*DATASET ENTRIES*
--
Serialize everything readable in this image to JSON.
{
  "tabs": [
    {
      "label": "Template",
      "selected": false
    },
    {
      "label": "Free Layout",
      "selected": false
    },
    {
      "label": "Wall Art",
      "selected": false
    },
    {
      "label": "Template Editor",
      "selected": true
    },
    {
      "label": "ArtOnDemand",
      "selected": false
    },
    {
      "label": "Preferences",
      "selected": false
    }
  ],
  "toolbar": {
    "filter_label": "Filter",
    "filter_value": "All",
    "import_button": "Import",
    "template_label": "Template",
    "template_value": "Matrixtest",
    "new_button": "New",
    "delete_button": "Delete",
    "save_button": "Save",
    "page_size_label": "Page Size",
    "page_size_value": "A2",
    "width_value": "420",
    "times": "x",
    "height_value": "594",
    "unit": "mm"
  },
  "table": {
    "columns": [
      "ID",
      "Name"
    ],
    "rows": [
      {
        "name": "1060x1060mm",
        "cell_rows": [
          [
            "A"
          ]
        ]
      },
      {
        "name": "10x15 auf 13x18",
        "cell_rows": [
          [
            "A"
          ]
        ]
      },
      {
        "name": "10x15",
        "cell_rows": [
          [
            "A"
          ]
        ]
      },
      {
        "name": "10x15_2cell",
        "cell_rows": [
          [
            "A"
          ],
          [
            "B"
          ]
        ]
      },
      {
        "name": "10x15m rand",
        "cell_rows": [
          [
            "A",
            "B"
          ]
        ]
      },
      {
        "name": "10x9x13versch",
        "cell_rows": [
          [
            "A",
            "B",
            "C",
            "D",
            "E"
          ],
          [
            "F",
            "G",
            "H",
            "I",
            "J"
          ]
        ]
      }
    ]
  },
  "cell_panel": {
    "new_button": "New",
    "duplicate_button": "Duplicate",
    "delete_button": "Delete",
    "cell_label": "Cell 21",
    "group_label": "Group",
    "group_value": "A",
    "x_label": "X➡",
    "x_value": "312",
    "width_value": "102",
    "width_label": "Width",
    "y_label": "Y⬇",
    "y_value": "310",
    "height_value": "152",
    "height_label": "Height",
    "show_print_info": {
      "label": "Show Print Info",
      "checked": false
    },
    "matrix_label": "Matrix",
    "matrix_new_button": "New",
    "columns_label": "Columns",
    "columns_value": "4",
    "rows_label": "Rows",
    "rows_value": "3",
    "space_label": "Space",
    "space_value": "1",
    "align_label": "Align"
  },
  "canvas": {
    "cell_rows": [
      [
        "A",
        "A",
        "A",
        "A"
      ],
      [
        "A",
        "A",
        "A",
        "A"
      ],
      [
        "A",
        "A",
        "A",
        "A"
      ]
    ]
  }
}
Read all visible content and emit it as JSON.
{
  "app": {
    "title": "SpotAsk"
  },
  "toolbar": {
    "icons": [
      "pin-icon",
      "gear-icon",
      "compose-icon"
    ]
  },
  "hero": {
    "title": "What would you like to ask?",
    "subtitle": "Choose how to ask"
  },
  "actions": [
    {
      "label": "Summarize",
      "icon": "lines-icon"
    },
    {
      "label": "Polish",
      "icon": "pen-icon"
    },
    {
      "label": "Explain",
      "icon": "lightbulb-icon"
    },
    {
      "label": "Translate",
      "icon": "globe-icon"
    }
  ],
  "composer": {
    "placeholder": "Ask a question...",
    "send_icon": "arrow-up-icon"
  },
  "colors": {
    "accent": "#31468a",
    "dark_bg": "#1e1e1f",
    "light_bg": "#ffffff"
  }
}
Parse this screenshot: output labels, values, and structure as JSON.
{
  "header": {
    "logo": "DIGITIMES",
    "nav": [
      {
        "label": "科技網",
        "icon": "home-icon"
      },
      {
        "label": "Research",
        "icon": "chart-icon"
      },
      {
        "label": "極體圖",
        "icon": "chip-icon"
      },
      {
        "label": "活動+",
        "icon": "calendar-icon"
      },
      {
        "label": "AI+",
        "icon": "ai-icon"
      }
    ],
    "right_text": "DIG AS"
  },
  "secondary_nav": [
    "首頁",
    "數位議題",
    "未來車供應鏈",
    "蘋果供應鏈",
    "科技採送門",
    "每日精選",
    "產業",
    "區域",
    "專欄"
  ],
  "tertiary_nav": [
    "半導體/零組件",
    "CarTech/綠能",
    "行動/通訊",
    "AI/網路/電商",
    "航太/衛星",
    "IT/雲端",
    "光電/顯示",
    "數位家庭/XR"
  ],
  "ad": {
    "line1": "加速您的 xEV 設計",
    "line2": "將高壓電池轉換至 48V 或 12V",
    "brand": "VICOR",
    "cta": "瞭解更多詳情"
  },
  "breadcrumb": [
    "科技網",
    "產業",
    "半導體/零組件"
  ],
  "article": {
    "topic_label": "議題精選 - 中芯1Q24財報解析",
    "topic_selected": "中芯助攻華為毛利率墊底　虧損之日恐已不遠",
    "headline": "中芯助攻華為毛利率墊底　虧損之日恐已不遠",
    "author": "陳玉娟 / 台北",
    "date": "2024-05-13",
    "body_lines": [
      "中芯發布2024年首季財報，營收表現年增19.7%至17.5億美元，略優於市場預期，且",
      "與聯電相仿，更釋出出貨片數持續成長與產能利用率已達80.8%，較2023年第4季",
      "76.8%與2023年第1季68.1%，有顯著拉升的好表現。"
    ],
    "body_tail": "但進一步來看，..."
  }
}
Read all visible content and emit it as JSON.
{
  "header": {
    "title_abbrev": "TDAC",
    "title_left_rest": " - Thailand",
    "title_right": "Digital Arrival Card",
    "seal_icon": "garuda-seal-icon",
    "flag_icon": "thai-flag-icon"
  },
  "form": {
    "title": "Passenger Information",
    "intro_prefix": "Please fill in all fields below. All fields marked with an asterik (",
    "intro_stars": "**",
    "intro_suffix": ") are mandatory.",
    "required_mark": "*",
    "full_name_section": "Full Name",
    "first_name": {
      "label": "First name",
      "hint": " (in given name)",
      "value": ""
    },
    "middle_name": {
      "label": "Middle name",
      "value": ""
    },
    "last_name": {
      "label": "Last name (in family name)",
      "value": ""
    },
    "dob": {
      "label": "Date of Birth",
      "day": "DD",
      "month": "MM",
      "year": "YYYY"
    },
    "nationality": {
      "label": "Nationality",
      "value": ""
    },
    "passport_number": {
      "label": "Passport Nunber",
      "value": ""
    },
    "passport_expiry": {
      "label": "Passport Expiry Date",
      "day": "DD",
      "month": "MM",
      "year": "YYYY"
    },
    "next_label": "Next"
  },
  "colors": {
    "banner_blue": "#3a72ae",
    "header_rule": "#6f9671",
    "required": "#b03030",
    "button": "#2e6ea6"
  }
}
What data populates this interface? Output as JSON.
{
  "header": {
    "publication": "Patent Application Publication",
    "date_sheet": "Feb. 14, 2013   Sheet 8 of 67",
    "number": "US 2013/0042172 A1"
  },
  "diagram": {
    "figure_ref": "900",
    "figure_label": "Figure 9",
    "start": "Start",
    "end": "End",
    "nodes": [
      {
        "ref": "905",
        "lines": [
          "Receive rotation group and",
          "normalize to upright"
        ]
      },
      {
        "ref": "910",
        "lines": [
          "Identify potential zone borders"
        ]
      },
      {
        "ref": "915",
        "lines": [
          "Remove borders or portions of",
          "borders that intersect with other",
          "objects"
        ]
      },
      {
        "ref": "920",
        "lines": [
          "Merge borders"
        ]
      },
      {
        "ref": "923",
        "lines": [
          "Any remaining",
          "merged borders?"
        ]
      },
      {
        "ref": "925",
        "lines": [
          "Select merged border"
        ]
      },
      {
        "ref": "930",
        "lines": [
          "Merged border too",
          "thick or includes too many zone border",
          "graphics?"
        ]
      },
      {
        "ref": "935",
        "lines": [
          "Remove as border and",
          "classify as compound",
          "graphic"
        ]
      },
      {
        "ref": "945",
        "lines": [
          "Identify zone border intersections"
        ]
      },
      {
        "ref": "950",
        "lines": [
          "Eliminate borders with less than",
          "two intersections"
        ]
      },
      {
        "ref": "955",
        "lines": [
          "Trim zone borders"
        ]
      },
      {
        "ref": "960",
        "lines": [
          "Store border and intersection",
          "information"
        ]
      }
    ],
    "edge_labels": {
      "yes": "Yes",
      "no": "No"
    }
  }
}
--
*WHAT IS EXPECTED*
Gather from the entries above all lines that include the string "Identify".

*RESULT BELOW*
          "Identify potential zone borders"
          "Identify zone border intersections"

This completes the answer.